> OBJECTIVE
Go through the data and copy every line exactly, but not the images.

> INPUT

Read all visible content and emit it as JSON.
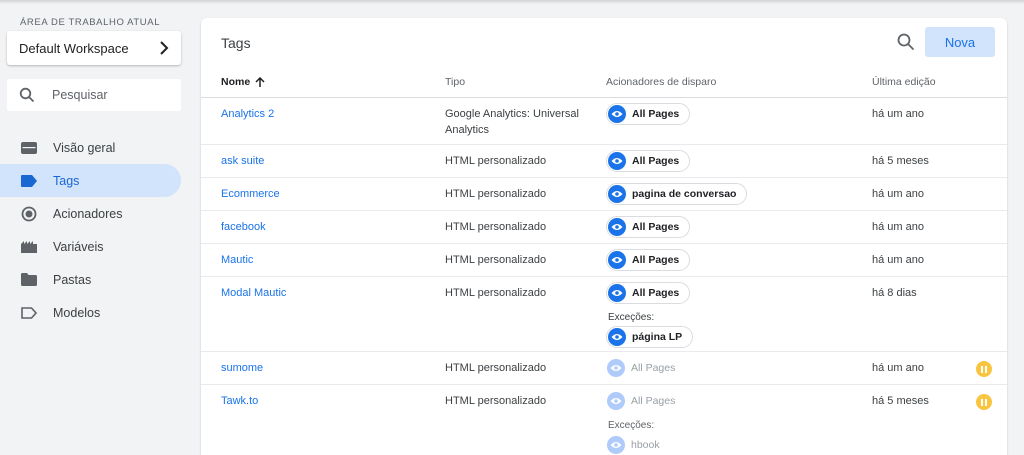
{
  "sidebar": {
    "workspace_label": "ÁREA DE TRABALHO ATUAL",
    "workspace_name": "Default Workspace",
    "search_placeholder": "Pesquisar",
    "items": [
      {
        "label": "Visão geral",
        "icon": "overview-icon"
      },
      {
        "label": "Tags",
        "icon": "tag-icon",
        "active": true
      },
      {
        "label": "Acionadores",
        "icon": "trigger-icon"
      },
      {
        "label": "Variáveis",
        "icon": "variables-icon"
      },
      {
        "label": "Pastas",
        "icon": "folder-icon"
      },
      {
        "label": "Modelos",
        "icon": "template-icon"
      }
    ]
  },
  "main": {
    "title": "Tags",
    "new_button": "Nova",
    "columns": {
      "name": "Nome",
      "type": "Tipo",
      "triggers": "Acionadores de disparo",
      "last_edit": "Última edição"
    },
    "exceptions_label": "Exceções:",
    "rows": [
      {
        "name": "Analytics 2",
        "type": "Google Analytics: Universal Analytics",
        "trigger": "All Pages",
        "last_edit": "há um ano"
      },
      {
        "name": "ask suite",
        "type": "HTML personalizado",
        "trigger": "All Pages",
        "last_edit": "há 5 meses"
      },
      {
        "name": "Ecommerce",
        "type": "HTML personalizado",
        "trigger": "pagina de conversao",
        "last_edit": "há um ano"
      },
      {
        "name": "facebook",
        "type": "HTML personalizado",
        "trigger": "All Pages",
        "last_edit": "há um ano"
      },
      {
        "name": "Mautic",
        "type": "HTML personalizado",
        "trigger": "All Pages",
        "last_edit": "há um ano"
      },
      {
        "name": "Modal Mautic",
        "type": "HTML personalizado",
        "trigger": "All Pages",
        "exception": "página LP",
        "last_edit": "há 8 dias"
      },
      {
        "name": "sumome",
        "type": "HTML personalizado",
        "trigger": "All Pages",
        "last_edit": "há um ano",
        "paused": true
      },
      {
        "name": "Tawk.to",
        "type": "HTML personalizado",
        "trigger": "All Pages",
        "exception": "hbook",
        "last_edit": "há 5 meses",
        "paused": true
      }
    ]
  },
  "colors": {
    "accent": "#1a73e8",
    "accent_light": "#d2e3fc",
    "paused": "#f9c440"
  }
}
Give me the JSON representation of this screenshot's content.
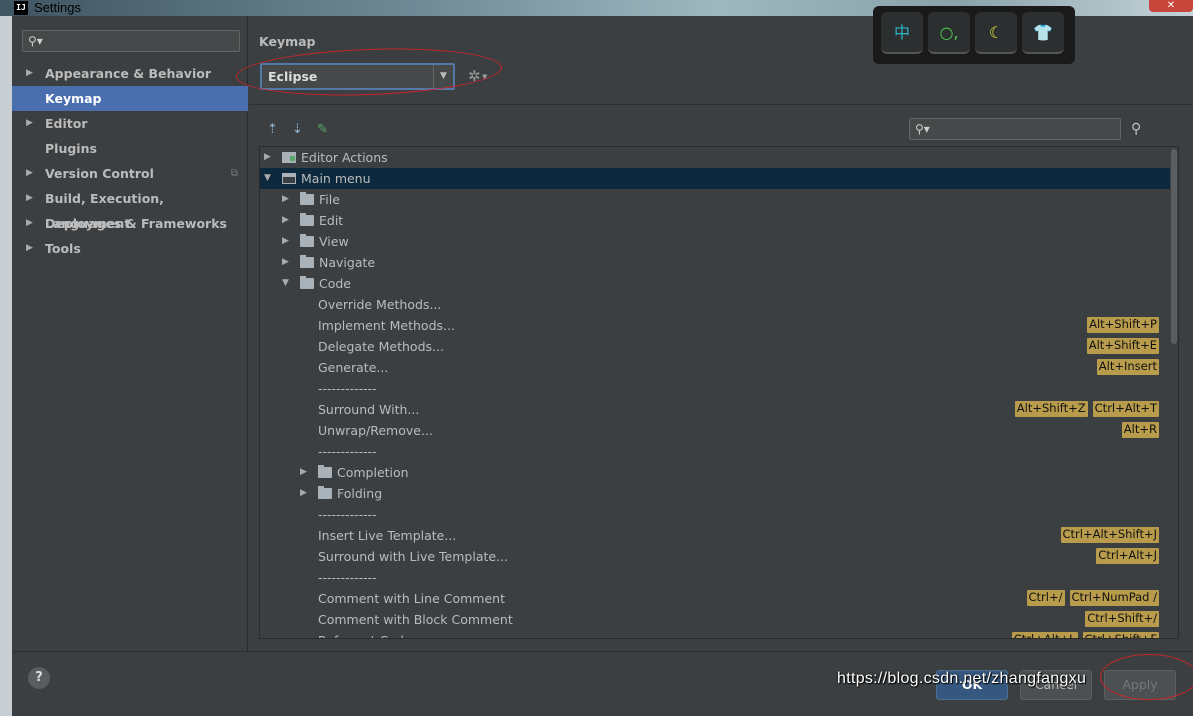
{
  "window": {
    "title": "Settings",
    "app_icon": "IJ",
    "close": "✕"
  },
  "sidebar": {
    "search_placeholder": "",
    "items": [
      {
        "label": "Appearance & Behavior",
        "expandable": true
      },
      {
        "label": "Keymap",
        "expandable": false,
        "selected": true
      },
      {
        "label": "Editor",
        "expandable": true
      },
      {
        "label": "Plugins",
        "expandable": false
      },
      {
        "label": "Version Control",
        "expandable": true,
        "copy_icon": true
      },
      {
        "label": "Build, Execution, Deployment",
        "expandable": true
      },
      {
        "label": "Languages & Frameworks",
        "expandable": true
      },
      {
        "label": "Tools",
        "expandable": true
      }
    ]
  },
  "main": {
    "title": "Keymap",
    "keymap_value": "Eclipse",
    "search_placeholder": ""
  },
  "tree": [
    {
      "label": "Editor Actions",
      "level": 0,
      "icon": "actions",
      "state": "collapsed"
    },
    {
      "label": "Main menu",
      "level": 0,
      "icon": "menu",
      "state": "expanded",
      "selected": true
    },
    {
      "label": "File",
      "level": 1,
      "icon": "folder",
      "state": "collapsed"
    },
    {
      "label": "Edit",
      "level": 1,
      "icon": "folder",
      "state": "collapsed"
    },
    {
      "label": "View",
      "level": 1,
      "icon": "folder",
      "state": "collapsed"
    },
    {
      "label": "Navigate",
      "level": 1,
      "icon": "folder",
      "state": "collapsed"
    },
    {
      "label": "Code",
      "level": 1,
      "icon": "folder",
      "state": "expanded"
    },
    {
      "label": "Override Methods...",
      "level": 2,
      "shortcuts": []
    },
    {
      "label": "Implement Methods...",
      "level": 2,
      "shortcuts": [
        "Alt+Shift+P"
      ]
    },
    {
      "label": "Delegate Methods...",
      "level": 2,
      "shortcuts": [
        "Alt+Shift+E"
      ]
    },
    {
      "label": "Generate...",
      "level": 2,
      "shortcuts": [
        "Alt+Insert"
      ]
    },
    {
      "label": "-------------",
      "level": 2,
      "shortcuts": []
    },
    {
      "label": "Surround With...",
      "level": 2,
      "shortcuts": [
        "Alt+Shift+Z",
        "Ctrl+Alt+T"
      ]
    },
    {
      "label": "Unwrap/Remove...",
      "level": 2,
      "shortcuts": [
        "Alt+R"
      ]
    },
    {
      "label": "-------------",
      "level": 2,
      "shortcuts": []
    },
    {
      "label": "Completion",
      "level": 2,
      "icon": "folder",
      "state": "collapsed"
    },
    {
      "label": "Folding",
      "level": 2,
      "icon": "folder",
      "state": "collapsed"
    },
    {
      "label": "-------------",
      "level": 2,
      "shortcuts": []
    },
    {
      "label": "Insert Live Template...",
      "level": 2,
      "shortcuts": [
        "Ctrl+Alt+Shift+J"
      ]
    },
    {
      "label": "Surround with Live Template...",
      "level": 2,
      "shortcuts": [
        "Ctrl+Alt+J"
      ]
    },
    {
      "label": "-------------",
      "level": 2,
      "shortcuts": []
    },
    {
      "label": "Comment with Line Comment",
      "level": 2,
      "shortcuts": [
        "Ctrl+/",
        "Ctrl+NumPad /"
      ]
    },
    {
      "label": "Comment with Block Comment",
      "level": 2,
      "shortcuts": [
        "Ctrl+Shift+/"
      ]
    },
    {
      "label": "Reformat Code",
      "level": 2,
      "shortcuts": [
        "Ctrl+Alt+L",
        "Ctrl+Shift+F"
      ]
    }
  ],
  "buttons": {
    "help": "?",
    "ok": "OK",
    "cancel": "Cancel",
    "apply": "Apply"
  },
  "ime": {
    "keys": [
      "中",
      "○,",
      "☾",
      "👕"
    ]
  },
  "watermark": "https://blog.csdn.net/zhangfangxu",
  "colors": {
    "selection": "#4b6eaf",
    "tree_selection": "#0d293e",
    "shortcut_bg": "#b89c4b",
    "annotation": "#c8262b"
  }
}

> IN RESPONSE
Read all visible content and emit it as JSON.
{
  "sidebar": {
    "workspace_label": "ÁREA DE TRABALHO ATUAL",
    "workspace_name": "Default Workspace",
    "search_placeholder": "Pesquisar",
    "items": [
      {
        "label": "Visão geral",
        "icon": "overview-icon"
      },
      {
        "label": "Tags",
        "icon": "tag-icon",
        "active": true
      },
      {
        "label": "Acionadores",
        "icon": "trigger-icon"
      },
      {
        "label": "Variáveis",
        "icon": "variables-icon"
      },
      {
        "label": "Pastas",
        "icon": "folder-icon"
      },
      {
        "label": "Modelos",
        "icon": "template-icon"
      }
    ]
  },
  "main": {
    "title": "Tags",
    "new_button": "Nova",
    "columns": {
      "name": "Nome",
      "type": "Tipo",
      "triggers": "Acionadores de disparo",
      "last_edit": "Última edição"
    },
    "exceptions_label": "Exceções:",
    "rows": [
      {
        "name": "Analytics 2",
        "type": "Google Analytics: Universal Analytics",
        "trigger": "All Pages",
        "last_edit": "há um ano"
      },
      {
        "name": "ask suite",
        "type": "HTML personalizado",
        "trigger": "All Pages",
        "last_edit": "há 5 meses"
      },
      {
        "name": "Ecommerce",
        "type": "HTML personalizado",
        "trigger": "pagina de conversao",
        "last_edit": "há um ano"
      },
      {
        "name": "facebook",
        "type": "HTML personalizado",
        "trigger": "All Pages",
        "last_edit": "há um ano"
      },
      {
        "name": "Mautic",
        "type": "HTML personalizado",
        "trigger": "All Pages",
        "last_edit": "há um ano"
      },
      {
        "name": "Modal Mautic",
        "type": "HTML personalizado",
        "trigger": "All Pages",
        "exception": "página LP",
        "last_edit": "há 8 dias"
      },
      {
        "name": "sumome",
        "type": "HTML personalizado",
        "trigger": "All Pages",
        "last_edit": "há um ano",
        "paused": true
      },
      {
        "name": "Tawk.to",
        "type": "HTML personalizado",
        "trigger": "All Pages",
        "exception": "hbook",
        "last_edit": "há 5 meses",
        "paused": true
      }
    ]
  },
  "colors": {
    "accent": "#1a73e8",
    "accent_light": "#d2e3fc",
    "paused": "#f9c440"
  }
}
Give me the JSON representation of this screenshot's content.
{
  "window": {
    "title": "Settings",
    "app_icon": "IJ",
    "close": "✕"
  },
  "sidebar": {
    "search_placeholder": "",
    "items": [
      {
        "label": "Appearance & Behavior",
        "expandable": true
      },
      {
        "label": "Keymap",
        "expandable": false,
        "selected": true
      },
      {
        "label": "Editor",
        "expandable": true
      },
      {
        "label": "Plugins",
        "expandable": false
      },
      {
        "label": "Version Control",
        "expandable": true,
        "copy_icon": true
      },
      {
        "label": "Build, Execution, Deployment",
        "expandable": true
      },
      {
        "label": "Languages & Frameworks",
        "expandable": true
      },
      {
        "label": "Tools",
        "expandable": true
      }
    ]
  },
  "main": {
    "title": "Keymap",
    "keymap_value": "Eclipse",
    "search_placeholder": ""
  },
  "tree": [
    {
      "label": "Editor Actions",
      "level": 0,
      "icon": "actions",
      "state": "collapsed"
    },
    {
      "label": "Main menu",
      "level": 0,
      "icon": "menu",
      "state": "expanded",
      "selected": true
    },
    {
      "label": "File",
      "level": 1,
      "icon": "folder",
      "state": "collapsed"
    },
    {
      "label": "Edit",
      "level": 1,
      "icon": "folder",
      "state": "collapsed"
    },
    {
      "label": "View",
      "level": 1,
      "icon": "folder",
      "state": "collapsed"
    },
    {
      "label": "Navigate",
      "level": 1,
      "icon": "folder",
      "state": "collapsed"
    },
    {
      "label": "Code",
      "level": 1,
      "icon": "folder",
      "state": "expanded"
    },
    {
      "label": "Override Methods...",
      "level": 2,
      "shortcuts": []
    },
    {
      "label": "Implement Methods...",
      "level": 2,
      "shortcuts": [
        "Alt+Shift+P"
      ]
    },
    {
      "label": "Delegate Methods...",
      "level": 2,
      "shortcuts": [
        "Alt+Shift+E"
      ]
    },
    {
      "label": "Generate...",
      "level": 2,
      "shortcuts": [
        "Alt+Insert"
      ]
    },
    {
      "label": "-------------",
      "level": 2,
      "shortcuts": []
    },
    {
      "label": "Surround With...",
      "level": 2,
      "shortcuts": [
        "Alt+Shift+Z",
        "Ctrl+Alt+T"
      ]
    },
    {
      "label": "Unwrap/Remove...",
      "level": 2,
      "shortcuts": [
        "Alt+R"
      ]
    },
    {
      "label": "-------------",
      "level": 2,
      "shortcuts": []
    },
    {
      "label": "Completion",
      "level": 2,
      "icon": "folder",
      "state": "collapsed"
    },
    {
      "label": "Folding",
      "level": 2,
      "icon": "folder",
      "state": "collapsed"
    },
    {
      "label": "-------------",
      "level": 2,
      "shortcuts": []
    },
    {
      "label": "Insert Live Template...",
      "level": 2,
      "shortcuts": [
        "Ctrl+Alt+Shift+J"
      ]
    },
    {
      "label": "Surround with Live Template...",
      "level": 2,
      "shortcuts": [
        "Ctrl+Alt+J"
      ]
    },
    {
      "label": "-------------",
      "level": 2,
      "shortcuts": []
    },
    {
      "label": "Comment with Line Comment",
      "level": 2,
      "shortcuts": [
        "Ctrl+/",
        "Ctrl+NumPad /"
      ]
    },
    {
      "label": "Comment with Block Comment",
      "level": 2,
      "shortcuts": [
        "Ctrl+Shift+/"
      ]
    },
    {
      "label": "Reformat Code",
      "level": 2,
      "shortcuts": [
        "Ctrl+Alt+L",
        "Ctrl+Shift+F"
      ]
    }
  ],
  "buttons": {
    "help": "?",
    "ok": "OK",
    "cancel": "Cancel",
    "apply": "Apply"
  },
  "ime": {
    "keys": [
      "中",
      "○,",
      "☾",
      "👕"
    ]
  },
  "watermark": "https://blog.csdn.net/zhangfangxu",
  "colors": {
    "selection": "#4b6eaf",
    "tree_selection": "#0d293e",
    "shortcut_bg": "#b89c4b",
    "annotation": "#c8262b"
  }
}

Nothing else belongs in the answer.